**Problem to solve:**
Your task is to copy each line that has the word "stornieren".

**Given entries:**
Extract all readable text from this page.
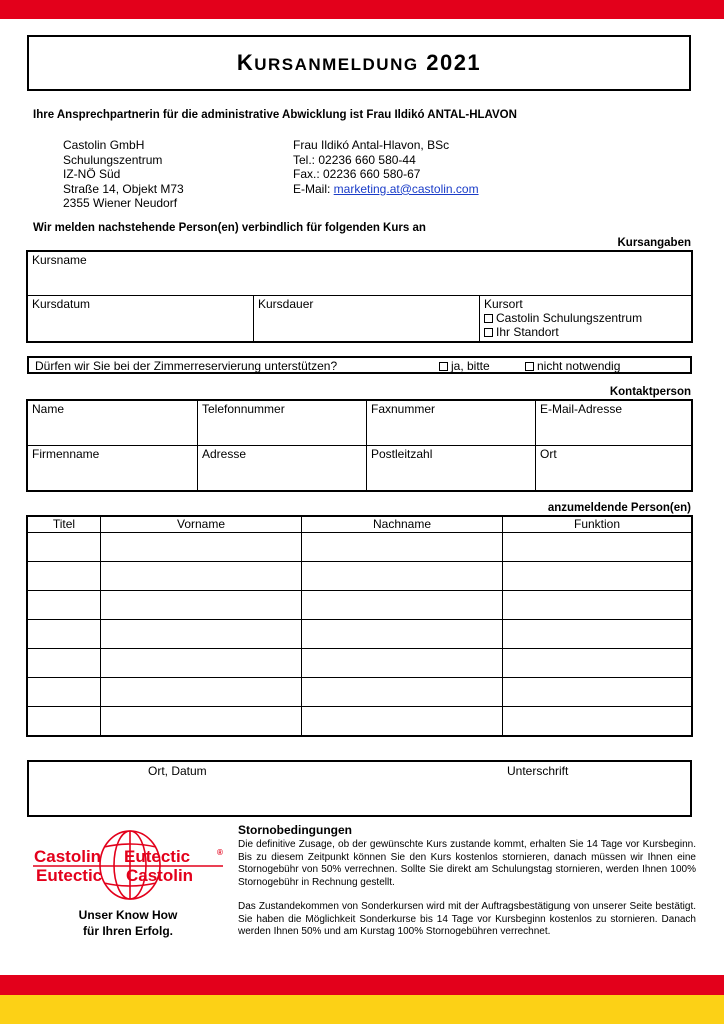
KURSANMELDUNG 2021
Ihre Ansprechpartnerin für die administrative Abwicklung ist Frau Ildikó ANTAL-HLAVON
Castolin GmbH
Schulungszentrum
IZ-NÖ Süd
Straße 14, Objekt M73
2355 Wiener Neudorf
Frau Ildikó Antal-Hlavon, BSc
Tel.: 02236 660 580-44
Fax.: 02236 660 580-67
E-Mail: marketing.at@castolin.com
Wir melden nachstehende Person(en) verbindlich für folgenden Kurs an
Kursangaben
Kursname
Kursdatum	Kursdauer	Kursort
Castolin Schulungszentrum
Ihr Standort
Dürfen wir Sie bei der Zimmerreservierung unterstützen?	ja, bitte	nicht notwendig
Kontaktperson
Name	Telefonnummer	Faxnummer	E-Mail-Adresse
Firmenname	Adresse	Postleitzahl	Ort
anzumeldende Person(en)
Titel	Vorname	Nachname	Funktion

Ort, Datum	Unterschrift
Castolin Eutectic	®
Eutectic Castolin
Unser Know How
für Ihren Erfolg.
Stornobedingungen
Die definitive Zusage, ob der gewünschte Kurs zustande kommt, erhalten Sie 14 Tage vor Kursbeginn. Bis zu diesem Zeitpunkt können Sie den Kurs kostenlos stornieren, danach müssen wir Ihnen eine Stornogebühr von 50% verrechnen. Sollte Sie direkt am Schulungstag stornieren, werden Ihnen 100% Stornogebühr in Rechnung gestellt.
Das Zustandekommen von Sonderkursen wird mit der Auftragsbestätigung von unserer Seite bestätigt. Sie haben die Möglichkeit Sonderkurse bis 14 Tage vor Kursbeginn kostenlos zu stornieren. Danach werden Ihnen 50% und am Kurstag 100% Stornogebühren verrechnet.
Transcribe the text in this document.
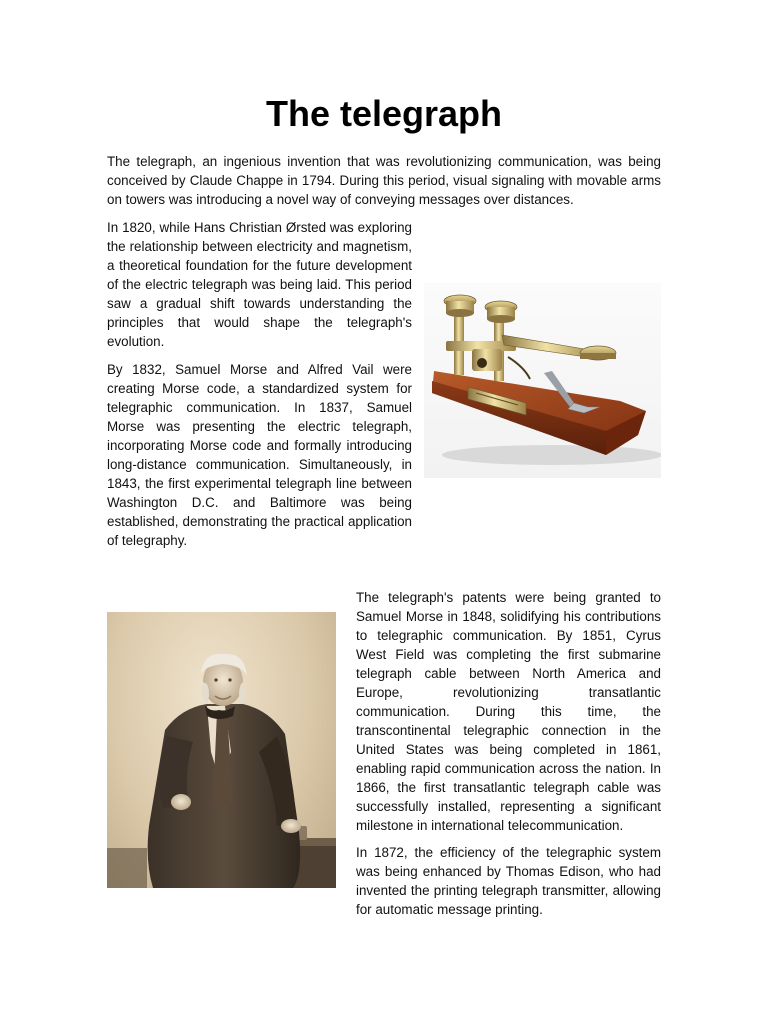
The telegraph

The telegraph, an ingenious invention that was revolutionizing communication, was being conceived by Claude Chappe in 1794. During this period, visual signaling with movable arms on towers was introducing a novel way of conveying messages over distances.

In 1820, while Hans Christian Ørsted was exploring the relationship between electricity and magnetism, a theoretical foundation for the future development of the electric telegraph was being laid. This period saw a gradual shift towards understanding the principles that would shape the telegraph's evolution.

By 1832, Samuel Morse and Alfred Vail were creating Morse code, a standardized system for telegraphic communication. In 1837, Samuel Morse was presenting the electric telegraph, incorporating Morse code and formally introducing long-distance communication. Simultaneously, in 1843, the first experimental telegraph line between Washington D.C. and Baltimore was being established, demonstrating the practical application of telegraphy.

The telegraph's patents were being granted to Samuel Morse in 1848, solidifying his contributions to telegraphic communication. By 1851, Cyrus West Field was completing the first submarine telegraph cable between North America and Europe, revolutionizing transatlantic communication. During this time, the transcontinental telegraphic connection in the United States was being completed in 1861, enabling rapid communication across the nation. In 1866, the first transatlantic telegraph cable was successfully installed, representing a significant milestone in international telecommunication.

In 1872, the efficiency of the telegraphic system was being enhanced by Thomas Edison, who had invented the printing telegraph transmitter, allowing for automatic message printing.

**Solution:**
Die definitive Zusage, ob der gewünschte Kurs zustande kommt, erhalten Sie 14 Tage vor Kursbeginn. Bis zu diesem Zeitpunkt können Sie den Kurs kostenlos stornieren, danach müssen wir Ihnen eine Stornogebühr von 50% verrechnen. Sollte Sie direkt am Schulungstag stornieren, werden Ihnen 100% Stornogebühr in Rechnung gestellt.
Das Zustandekommen von Sonderkursen wird mit der Auftragsbestätigung von unserer Seite bestätigt. Sie haben die Möglichkeit Sonderkurse bis 14 Tage vor Kursbeginn kostenlos zu stornieren. Danach werden Ihnen 50% und am Kurstag 100% Stornogebühren verrechnet.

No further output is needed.